(Stored items)
# # # # # # #

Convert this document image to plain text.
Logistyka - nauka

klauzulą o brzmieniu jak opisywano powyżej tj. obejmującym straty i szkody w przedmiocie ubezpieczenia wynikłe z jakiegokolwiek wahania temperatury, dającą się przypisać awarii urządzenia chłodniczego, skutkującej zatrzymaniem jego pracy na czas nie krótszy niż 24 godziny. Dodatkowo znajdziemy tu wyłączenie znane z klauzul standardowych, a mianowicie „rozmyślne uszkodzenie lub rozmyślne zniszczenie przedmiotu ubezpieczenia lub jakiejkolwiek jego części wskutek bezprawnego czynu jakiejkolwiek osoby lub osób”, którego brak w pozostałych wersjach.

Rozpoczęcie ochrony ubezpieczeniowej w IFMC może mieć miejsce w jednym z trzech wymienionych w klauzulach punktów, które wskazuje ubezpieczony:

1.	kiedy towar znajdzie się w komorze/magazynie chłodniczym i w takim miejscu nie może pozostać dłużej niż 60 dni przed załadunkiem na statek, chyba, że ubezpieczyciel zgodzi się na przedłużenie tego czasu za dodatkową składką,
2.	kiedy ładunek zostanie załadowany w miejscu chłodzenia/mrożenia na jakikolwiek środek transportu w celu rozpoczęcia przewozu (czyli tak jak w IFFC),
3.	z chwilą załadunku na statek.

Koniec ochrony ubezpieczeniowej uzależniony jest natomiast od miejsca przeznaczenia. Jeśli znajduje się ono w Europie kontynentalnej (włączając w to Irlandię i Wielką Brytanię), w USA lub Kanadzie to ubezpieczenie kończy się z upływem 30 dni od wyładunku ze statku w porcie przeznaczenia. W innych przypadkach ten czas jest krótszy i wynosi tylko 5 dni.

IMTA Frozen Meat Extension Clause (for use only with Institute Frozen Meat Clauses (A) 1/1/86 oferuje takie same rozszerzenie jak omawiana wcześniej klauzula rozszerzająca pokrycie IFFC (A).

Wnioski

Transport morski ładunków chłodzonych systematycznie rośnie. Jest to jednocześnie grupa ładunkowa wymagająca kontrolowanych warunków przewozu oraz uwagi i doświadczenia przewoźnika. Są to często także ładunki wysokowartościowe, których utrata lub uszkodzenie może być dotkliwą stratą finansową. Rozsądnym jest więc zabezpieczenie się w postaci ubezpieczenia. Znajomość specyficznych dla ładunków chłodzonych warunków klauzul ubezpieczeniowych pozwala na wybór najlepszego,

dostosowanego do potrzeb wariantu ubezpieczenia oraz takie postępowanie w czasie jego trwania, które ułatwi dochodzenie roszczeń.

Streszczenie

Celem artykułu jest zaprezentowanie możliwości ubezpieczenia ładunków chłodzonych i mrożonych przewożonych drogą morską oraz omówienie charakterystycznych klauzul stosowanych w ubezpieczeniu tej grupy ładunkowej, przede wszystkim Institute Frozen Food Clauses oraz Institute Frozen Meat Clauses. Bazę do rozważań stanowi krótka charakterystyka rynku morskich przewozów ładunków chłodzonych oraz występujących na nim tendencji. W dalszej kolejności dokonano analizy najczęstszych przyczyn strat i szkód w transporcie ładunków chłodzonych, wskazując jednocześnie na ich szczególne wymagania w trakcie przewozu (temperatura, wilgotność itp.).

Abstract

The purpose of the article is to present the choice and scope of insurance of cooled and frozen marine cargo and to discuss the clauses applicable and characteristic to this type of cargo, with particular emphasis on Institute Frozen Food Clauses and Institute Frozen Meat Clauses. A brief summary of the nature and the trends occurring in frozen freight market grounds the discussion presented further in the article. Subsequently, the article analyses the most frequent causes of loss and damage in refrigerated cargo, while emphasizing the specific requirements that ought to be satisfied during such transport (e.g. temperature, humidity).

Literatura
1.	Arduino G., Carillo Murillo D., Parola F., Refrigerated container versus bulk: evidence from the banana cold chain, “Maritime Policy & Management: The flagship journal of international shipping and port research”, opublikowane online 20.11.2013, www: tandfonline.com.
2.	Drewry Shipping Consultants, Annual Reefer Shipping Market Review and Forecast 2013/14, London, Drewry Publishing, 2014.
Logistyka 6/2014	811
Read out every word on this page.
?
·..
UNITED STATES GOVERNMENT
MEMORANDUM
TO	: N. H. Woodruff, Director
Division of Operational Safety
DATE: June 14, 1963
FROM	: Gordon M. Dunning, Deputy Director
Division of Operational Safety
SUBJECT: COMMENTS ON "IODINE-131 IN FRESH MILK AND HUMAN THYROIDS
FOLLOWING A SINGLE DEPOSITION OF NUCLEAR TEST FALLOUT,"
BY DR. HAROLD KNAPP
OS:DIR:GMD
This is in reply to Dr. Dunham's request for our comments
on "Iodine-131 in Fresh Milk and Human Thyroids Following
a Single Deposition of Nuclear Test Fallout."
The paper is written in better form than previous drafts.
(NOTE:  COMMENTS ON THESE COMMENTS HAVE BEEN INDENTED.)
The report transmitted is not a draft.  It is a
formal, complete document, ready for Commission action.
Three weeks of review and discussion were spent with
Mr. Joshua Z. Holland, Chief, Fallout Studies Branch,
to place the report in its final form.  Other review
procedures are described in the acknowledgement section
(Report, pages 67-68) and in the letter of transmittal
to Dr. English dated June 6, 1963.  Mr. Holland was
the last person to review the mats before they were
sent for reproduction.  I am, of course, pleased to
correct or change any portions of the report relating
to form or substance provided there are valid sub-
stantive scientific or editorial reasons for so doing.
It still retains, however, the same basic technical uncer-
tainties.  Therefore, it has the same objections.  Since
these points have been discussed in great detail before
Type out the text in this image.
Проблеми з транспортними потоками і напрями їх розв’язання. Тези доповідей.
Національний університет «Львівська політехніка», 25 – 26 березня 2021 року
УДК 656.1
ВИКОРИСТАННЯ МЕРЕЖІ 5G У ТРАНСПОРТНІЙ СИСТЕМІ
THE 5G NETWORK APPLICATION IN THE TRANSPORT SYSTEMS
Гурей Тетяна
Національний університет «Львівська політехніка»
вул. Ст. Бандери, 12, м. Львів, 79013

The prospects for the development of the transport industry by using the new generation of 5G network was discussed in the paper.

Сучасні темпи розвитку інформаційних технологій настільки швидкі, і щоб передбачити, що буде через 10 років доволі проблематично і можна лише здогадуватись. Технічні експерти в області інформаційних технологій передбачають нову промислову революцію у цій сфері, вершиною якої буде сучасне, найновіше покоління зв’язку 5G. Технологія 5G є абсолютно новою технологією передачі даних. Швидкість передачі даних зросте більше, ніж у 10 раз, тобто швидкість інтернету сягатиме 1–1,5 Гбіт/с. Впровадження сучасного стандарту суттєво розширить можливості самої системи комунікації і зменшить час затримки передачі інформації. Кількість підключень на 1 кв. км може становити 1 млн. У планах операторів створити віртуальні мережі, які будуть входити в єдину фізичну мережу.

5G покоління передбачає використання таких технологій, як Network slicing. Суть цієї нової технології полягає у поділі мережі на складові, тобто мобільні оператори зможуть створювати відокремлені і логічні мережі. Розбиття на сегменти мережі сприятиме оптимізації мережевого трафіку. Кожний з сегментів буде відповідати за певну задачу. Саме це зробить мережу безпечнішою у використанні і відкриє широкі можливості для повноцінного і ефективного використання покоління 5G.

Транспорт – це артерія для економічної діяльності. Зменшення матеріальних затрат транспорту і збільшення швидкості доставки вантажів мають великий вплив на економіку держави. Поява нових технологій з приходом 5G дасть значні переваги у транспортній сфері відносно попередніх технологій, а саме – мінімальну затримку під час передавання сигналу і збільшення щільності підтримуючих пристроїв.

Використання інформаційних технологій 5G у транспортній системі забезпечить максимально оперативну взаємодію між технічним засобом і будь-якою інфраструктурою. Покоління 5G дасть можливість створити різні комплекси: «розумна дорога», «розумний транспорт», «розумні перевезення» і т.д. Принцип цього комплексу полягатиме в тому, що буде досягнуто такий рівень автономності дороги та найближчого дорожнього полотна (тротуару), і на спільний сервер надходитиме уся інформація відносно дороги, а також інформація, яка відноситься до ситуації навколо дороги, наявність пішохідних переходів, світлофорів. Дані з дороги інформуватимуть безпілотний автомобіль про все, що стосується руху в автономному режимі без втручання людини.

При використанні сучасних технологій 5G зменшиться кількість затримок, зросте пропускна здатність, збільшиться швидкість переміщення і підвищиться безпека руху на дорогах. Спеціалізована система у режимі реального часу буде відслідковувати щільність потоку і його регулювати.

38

# # # # # # #

#### Exercise aim:
Copy each line of the data above that holds "same".

#### Response for this exercise:
IMTA Frozen Meat Extension Clause (for use only with Institute Frozen Meat Clauses (A) 1/1/86 oferuje takie same rozszerzenie jak omawiana wcześniej klauzula rozszerzająca pokrycie IFFC (A).
It still retains, however, the same basic technical uncer-
tainties.  Therefore, it has the same objections.  Since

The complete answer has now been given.